» **WHAT YOU NEED TO DO**
a) List every dollar amount that appears in the RCN merger text.
b) Retype the RCN merger text word for word, from "On January 21, 1998, the" to "Erols Internet, Inc.".

— Start QUOTED TEXT —

10.  Subsequent Event

     On January 21, 1998, the Company entered into an Agreement and Plan of
Merger with RCN Corporation ("RCN"). In the transaction, RCN will issue common
stock and replacement stock options valued at $48,500,000 and pay $35,000,000 in
cash, including the assumption and repayment of the $5,700,000 note payable, in
exchange for all of the outstanding equity securities of Erols Internet, Inc.
The Agreement and Plan of Merger was closed on February 20, 1998.

     In conjunction with the merger agreement with RCN, certain outstanding
options held by two employees of the Company became fully vested. Additionally,
all outstanding options held by non-employees will fully vest and be repurchased
by the Company at a price equal to the difference between $14 and the option
exercise price multiplied by the number of outstanding options.





(b) Pro Forma Financial Information


           UNAUDITED PRO FORMA CONSOLIDATED FINANCIAL STATEMENTS

               Prior to September 30, 1997, RCN was operated as part of C-
TEC Corporation ("C-TEC").  The following Unaudited Pro Forma Consolidated
Statement of Operations sets forth the historical statements of operations
of RCN for the year ended December 31, 1997 and as adjusted for the
distribution by C-TEC of all of its interest in the RCN businesses to its
stockholders on September 30, 1997 (the "Distribution"), the acquisition
(the "Freedom Acquisition") of the 19.9% minority interest in Freedom New
York, L.L.C. ("Freedom"), the offering (the "1997 Notes Offering") of the
10% Senior Notes due 2007 and of the 11(1)/(8)% Senior Discount Notes due
2007 (together, the "1997 Notes"), the acquisition (the "Acquisition") of
Erols, and the offering (the "Notes Offering") of the 9.80% Senior
Discount Notes due 2008 (the "Notes"), and the related transactions and
events described in the notes thereto, as if such transactions and events
had been consummated on the first day of the period.  The following
Unaudited Pro Forma Consolidated Balance Sheet sets forth the historical
balance sheet of RCN as of December 31, 1997, and as adjusted for the
transactions and events described in the notes thereto as if such
transactions and events had been consummated on December 31, 1997.

— End QUOTED TEXT —
— Start EXTRACTED INFORMATION —

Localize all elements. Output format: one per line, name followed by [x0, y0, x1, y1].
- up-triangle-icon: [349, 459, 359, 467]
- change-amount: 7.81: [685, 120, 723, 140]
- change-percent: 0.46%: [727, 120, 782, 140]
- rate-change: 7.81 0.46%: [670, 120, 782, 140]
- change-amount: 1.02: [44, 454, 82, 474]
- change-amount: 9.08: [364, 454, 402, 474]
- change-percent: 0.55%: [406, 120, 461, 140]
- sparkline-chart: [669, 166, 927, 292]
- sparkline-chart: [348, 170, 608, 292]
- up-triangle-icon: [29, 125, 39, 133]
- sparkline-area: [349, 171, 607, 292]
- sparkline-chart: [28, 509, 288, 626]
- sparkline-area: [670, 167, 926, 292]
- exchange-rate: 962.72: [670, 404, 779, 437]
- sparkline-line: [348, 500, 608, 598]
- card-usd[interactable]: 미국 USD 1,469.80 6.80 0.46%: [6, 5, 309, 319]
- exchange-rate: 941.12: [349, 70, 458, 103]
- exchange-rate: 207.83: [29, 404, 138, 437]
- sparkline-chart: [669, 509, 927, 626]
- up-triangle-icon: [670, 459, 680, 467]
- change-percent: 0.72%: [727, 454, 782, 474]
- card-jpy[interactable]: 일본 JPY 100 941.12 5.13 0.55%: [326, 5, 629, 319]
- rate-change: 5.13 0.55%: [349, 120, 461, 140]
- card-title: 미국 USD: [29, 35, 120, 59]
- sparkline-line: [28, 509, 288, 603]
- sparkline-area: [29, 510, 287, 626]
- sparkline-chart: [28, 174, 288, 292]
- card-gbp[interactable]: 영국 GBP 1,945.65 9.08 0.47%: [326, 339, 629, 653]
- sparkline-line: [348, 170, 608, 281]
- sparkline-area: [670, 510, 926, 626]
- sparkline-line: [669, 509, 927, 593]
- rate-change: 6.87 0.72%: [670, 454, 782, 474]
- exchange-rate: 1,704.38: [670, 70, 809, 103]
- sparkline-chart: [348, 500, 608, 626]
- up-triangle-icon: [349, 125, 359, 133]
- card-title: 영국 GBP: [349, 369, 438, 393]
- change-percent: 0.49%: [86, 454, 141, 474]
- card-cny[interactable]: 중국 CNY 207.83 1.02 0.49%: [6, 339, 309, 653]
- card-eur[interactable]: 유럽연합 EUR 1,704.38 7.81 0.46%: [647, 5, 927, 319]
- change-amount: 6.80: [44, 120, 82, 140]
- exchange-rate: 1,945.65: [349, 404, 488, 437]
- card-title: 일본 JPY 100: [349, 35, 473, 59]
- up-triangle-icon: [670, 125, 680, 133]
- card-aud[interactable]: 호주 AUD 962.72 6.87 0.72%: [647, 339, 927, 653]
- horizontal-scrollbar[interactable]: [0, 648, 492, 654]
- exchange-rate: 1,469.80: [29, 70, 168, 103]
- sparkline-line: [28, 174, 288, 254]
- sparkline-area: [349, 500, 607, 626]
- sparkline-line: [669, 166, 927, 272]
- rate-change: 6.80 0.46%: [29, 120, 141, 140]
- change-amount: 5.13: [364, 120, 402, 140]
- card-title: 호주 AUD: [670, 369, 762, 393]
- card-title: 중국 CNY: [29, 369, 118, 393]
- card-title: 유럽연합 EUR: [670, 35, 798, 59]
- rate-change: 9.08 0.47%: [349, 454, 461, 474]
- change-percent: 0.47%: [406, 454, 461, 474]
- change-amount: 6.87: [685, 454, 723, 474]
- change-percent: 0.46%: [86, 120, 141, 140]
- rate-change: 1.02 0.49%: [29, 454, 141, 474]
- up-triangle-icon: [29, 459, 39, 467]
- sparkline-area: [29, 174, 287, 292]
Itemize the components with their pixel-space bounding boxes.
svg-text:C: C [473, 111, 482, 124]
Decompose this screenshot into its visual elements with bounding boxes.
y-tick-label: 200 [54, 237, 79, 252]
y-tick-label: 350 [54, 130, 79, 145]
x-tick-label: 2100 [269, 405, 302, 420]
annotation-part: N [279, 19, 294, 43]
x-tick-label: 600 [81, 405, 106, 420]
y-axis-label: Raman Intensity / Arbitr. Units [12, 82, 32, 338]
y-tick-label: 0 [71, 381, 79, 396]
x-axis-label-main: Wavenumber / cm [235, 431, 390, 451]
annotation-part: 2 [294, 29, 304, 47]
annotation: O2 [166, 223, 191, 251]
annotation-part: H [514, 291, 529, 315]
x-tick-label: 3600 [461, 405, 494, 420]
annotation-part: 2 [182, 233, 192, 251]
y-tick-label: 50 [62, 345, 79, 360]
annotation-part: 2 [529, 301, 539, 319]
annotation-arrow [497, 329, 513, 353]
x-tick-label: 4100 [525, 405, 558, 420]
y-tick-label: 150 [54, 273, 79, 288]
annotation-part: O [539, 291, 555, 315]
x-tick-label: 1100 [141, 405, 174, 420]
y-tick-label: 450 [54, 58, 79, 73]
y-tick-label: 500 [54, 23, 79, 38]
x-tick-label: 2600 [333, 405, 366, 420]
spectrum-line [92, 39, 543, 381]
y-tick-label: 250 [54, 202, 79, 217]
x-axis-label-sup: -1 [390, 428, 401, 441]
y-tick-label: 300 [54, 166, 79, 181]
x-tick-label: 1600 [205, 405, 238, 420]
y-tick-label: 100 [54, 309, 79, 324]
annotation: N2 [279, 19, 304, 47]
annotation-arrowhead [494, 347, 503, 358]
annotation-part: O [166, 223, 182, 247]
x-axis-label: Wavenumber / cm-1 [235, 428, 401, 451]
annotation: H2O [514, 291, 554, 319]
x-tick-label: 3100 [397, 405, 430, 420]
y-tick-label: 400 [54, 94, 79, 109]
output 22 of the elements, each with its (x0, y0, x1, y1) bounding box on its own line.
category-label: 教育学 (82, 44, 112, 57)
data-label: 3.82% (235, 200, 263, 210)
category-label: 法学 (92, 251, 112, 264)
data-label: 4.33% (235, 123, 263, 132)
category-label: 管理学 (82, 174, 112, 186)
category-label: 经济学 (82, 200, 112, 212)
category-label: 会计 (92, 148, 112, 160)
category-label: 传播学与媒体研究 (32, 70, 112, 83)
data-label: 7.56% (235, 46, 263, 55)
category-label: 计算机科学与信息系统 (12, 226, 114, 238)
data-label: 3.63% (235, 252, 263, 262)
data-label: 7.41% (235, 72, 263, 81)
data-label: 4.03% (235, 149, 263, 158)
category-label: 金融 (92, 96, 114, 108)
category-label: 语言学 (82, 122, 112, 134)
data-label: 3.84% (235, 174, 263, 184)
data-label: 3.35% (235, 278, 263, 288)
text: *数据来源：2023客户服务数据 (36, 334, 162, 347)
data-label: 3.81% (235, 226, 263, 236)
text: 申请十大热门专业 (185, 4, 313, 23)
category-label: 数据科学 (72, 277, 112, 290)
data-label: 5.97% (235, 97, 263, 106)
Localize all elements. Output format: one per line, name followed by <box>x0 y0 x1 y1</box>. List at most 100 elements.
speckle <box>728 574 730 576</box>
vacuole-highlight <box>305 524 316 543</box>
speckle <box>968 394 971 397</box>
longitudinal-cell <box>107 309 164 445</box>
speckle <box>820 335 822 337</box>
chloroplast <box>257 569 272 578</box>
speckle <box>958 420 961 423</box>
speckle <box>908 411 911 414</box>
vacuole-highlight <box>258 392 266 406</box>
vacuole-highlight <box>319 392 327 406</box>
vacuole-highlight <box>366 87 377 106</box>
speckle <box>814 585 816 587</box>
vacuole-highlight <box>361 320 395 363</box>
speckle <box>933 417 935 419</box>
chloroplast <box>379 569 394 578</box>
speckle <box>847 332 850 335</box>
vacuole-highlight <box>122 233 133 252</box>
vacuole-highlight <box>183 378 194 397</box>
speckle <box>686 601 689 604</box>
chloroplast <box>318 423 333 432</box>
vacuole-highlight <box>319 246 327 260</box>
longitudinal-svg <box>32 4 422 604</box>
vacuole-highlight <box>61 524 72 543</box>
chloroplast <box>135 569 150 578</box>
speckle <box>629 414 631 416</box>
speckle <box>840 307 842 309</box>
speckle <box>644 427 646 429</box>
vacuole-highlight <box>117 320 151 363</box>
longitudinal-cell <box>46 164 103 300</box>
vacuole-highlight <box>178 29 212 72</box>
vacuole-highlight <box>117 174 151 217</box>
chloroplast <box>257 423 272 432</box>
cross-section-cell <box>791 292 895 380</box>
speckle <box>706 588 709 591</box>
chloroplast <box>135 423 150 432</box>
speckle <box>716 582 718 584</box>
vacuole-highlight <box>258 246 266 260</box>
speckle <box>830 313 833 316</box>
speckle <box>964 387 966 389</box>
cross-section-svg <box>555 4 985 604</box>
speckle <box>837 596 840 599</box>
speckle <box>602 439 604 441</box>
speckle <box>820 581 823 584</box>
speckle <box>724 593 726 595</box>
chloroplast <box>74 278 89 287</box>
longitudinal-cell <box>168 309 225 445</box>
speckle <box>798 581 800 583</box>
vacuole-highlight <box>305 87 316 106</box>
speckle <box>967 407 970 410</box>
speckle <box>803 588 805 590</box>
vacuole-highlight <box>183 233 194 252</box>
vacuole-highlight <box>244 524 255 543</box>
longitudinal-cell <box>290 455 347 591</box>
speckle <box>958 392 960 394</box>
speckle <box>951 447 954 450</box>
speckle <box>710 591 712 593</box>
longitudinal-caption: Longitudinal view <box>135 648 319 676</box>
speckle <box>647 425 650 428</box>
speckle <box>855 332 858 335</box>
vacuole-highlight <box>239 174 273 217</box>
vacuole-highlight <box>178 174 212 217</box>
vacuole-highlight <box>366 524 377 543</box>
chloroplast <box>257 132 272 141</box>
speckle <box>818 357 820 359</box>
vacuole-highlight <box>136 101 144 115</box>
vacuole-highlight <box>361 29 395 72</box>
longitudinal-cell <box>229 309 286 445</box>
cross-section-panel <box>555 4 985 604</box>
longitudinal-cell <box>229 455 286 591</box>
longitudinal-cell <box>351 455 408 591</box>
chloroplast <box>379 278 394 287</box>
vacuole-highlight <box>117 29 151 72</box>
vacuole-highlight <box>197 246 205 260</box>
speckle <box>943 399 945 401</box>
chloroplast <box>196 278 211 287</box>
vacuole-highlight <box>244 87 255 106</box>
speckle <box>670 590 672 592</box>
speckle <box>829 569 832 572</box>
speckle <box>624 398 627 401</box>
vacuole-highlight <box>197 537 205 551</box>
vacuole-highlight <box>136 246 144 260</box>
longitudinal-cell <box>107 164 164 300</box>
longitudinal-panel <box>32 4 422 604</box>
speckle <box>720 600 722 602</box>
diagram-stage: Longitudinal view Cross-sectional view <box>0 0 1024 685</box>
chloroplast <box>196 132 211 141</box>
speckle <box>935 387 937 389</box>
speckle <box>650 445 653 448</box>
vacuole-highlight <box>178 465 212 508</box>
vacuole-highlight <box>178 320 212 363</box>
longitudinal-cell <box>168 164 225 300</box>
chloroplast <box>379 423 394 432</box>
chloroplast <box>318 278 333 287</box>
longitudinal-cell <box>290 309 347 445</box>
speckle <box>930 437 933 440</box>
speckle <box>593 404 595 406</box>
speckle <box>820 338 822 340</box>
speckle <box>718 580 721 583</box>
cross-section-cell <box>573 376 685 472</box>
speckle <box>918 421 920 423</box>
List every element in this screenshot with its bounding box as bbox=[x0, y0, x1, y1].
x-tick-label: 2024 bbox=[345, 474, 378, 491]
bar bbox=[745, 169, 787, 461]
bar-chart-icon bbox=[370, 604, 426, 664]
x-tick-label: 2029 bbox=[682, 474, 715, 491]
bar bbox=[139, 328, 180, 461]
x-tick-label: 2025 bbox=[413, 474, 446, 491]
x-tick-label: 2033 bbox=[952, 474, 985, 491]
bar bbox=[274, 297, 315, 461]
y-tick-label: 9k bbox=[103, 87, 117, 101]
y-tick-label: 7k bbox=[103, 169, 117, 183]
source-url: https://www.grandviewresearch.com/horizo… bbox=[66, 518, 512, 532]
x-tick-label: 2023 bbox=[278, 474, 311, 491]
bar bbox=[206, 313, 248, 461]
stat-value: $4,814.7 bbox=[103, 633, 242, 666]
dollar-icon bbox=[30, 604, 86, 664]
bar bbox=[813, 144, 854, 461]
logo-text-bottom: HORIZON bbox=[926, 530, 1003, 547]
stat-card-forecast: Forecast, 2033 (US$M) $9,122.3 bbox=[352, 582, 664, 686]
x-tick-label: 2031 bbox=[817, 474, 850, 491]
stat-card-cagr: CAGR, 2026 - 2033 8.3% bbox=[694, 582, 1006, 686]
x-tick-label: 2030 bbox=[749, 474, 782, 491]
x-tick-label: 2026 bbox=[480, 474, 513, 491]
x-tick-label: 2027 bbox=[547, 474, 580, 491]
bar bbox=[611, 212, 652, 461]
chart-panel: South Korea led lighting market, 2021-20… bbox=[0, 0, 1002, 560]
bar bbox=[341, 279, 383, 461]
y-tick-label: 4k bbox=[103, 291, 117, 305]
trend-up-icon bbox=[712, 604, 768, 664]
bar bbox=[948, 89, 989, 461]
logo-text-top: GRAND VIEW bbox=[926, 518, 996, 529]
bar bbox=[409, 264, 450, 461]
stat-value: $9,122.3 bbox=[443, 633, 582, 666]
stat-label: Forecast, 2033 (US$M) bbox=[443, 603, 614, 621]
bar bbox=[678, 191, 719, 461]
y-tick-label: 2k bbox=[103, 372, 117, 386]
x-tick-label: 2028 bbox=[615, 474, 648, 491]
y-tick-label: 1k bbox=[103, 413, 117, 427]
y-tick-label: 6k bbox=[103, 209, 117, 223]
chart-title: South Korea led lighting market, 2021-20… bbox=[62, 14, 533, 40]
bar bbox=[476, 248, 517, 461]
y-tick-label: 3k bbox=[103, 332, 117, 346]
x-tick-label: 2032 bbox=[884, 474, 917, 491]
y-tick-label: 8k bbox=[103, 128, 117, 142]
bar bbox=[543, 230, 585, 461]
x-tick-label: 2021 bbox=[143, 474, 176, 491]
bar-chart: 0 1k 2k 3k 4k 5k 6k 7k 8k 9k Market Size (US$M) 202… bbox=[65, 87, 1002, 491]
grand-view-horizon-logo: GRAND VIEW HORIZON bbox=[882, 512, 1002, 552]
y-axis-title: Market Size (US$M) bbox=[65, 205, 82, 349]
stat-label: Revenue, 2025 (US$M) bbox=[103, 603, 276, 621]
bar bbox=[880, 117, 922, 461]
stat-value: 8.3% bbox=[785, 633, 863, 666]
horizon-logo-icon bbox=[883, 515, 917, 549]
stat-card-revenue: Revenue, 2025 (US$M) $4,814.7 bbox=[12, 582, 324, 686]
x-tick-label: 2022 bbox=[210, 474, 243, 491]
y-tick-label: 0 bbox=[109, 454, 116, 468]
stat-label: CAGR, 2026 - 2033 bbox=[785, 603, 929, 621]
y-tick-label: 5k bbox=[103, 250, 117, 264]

— End EXTRACTED INFORMATION —

» **SOLUTIONS BY TASK**
a) $48,500,000; $35,000,000; $5,700,000; $14

b)
On January 21, 1998, the Company entered into an Agreement and Plan of
Merger with RCN Corporation ("RCN"). In the transaction, RCN will issue common
stock and replacement stock options valued at $48,500,000 and pay $35,000,000 in
cash, including the assumption and repayment of the $5,700,000 note payable, in
exchange for all of the outstanding equity securities of Erols Internet, Inc.